> Source excerpt
Andrew Sullivan’s cover piece "The Case for Barack Obama" in the latest Atlantic contained these interesting sentences:

To be black and white, to have belonged to a nonreligious home and a Christian church, to have attended a majority-Muslim school in Indonesia and a black church in urban Chicago, to be more than one thing and sometimes not fully anything—this is an increasingly common experience for Americans, including many racial minorities. Obama expresses such a conflicted but resilient identity before he even utters a word. And this complexity, with its internal tensions, contradictions, and moods, may increasingly be the main thing all Americans have in common.

Could be. A "mongrel" sense of self as the predominant form of identity is a case G. Pascal Zachary makes forcefully in The Global Me: New Cosmopolitans and the Competitive Edge. I finished it yesterday and recommend the book to anyone interested in globalization, cosmopolitanism, and hybrid identities.

> Recorded information
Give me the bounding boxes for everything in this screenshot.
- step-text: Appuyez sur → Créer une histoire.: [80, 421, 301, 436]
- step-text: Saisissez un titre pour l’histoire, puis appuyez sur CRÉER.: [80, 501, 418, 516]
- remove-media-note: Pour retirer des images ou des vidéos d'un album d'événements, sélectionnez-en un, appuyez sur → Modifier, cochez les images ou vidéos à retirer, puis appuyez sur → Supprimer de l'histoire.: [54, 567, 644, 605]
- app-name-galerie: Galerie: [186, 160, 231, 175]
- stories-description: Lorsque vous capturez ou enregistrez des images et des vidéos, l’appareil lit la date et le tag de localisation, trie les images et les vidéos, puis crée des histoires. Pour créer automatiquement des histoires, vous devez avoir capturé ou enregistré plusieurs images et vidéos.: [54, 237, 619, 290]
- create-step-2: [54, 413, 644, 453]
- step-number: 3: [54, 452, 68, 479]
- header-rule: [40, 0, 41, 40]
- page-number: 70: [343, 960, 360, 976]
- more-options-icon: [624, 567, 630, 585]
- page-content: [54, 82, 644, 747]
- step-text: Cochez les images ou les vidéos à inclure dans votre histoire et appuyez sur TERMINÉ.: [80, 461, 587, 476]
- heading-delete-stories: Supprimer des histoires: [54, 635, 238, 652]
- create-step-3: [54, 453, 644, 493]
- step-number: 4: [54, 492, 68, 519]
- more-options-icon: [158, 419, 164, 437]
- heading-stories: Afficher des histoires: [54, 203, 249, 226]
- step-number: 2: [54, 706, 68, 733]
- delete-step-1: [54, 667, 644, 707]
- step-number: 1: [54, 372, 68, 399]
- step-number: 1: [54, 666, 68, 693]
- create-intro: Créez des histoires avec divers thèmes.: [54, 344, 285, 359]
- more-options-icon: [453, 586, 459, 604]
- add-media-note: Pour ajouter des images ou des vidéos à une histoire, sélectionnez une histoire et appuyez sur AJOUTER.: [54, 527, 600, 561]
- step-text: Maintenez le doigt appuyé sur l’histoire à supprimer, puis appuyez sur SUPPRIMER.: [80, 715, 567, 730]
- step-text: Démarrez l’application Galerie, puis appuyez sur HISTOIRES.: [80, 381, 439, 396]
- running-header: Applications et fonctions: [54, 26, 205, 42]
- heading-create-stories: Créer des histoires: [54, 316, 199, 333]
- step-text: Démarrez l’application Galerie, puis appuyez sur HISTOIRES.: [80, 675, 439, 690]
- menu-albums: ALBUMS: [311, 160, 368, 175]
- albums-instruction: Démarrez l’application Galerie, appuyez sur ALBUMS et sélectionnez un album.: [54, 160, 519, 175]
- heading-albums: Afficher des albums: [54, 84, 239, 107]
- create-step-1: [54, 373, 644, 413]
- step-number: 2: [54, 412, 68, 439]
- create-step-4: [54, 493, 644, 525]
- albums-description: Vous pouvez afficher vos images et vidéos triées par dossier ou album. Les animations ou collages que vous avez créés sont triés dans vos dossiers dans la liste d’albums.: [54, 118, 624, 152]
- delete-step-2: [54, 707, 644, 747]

> To be done
**1)** Output the rows from their first line through the line containing "- step-text: Saisissez", both included, as a JSON list of strings with one string per line and no blank lines.
**2)** Write what comes next in the passage on hybrid identities, starting right after its last sentence.

> Solved problems
**1)**
[
  "Give me the bounding boxes for everything in this screenshot.",
  "- step-text: Appuyez sur → Créer une histoire.: [80, 421, 301, 436]",
  "- step-text: Saisissez un titre pour l’histoire, puis appuyez sur CRÉER.: [80, 501, 418, 516]"
]

**2)**
How to Improve America’s Image

Fred Kaplan of Slate solicited over a hundred suggestions from readers (mostly Americans living abroad) on how to improve America’s image in the world. The ideas are good and interesting but not terribly surprising. I second the thought American personnel in U.S. customs or embassies need to be much friendlier. Excerpt:

And so the most prominent suggestion on how to improve America’s face in the world—a suggestion made by well over half of those who wrote me—is to send the world more American faces and to bring more of the world’s faces into America.

In other words, these readers say, there should be a vast expansion in the Peace Corps, in Fulbright fellowships, and, above all, in student-exchange programs.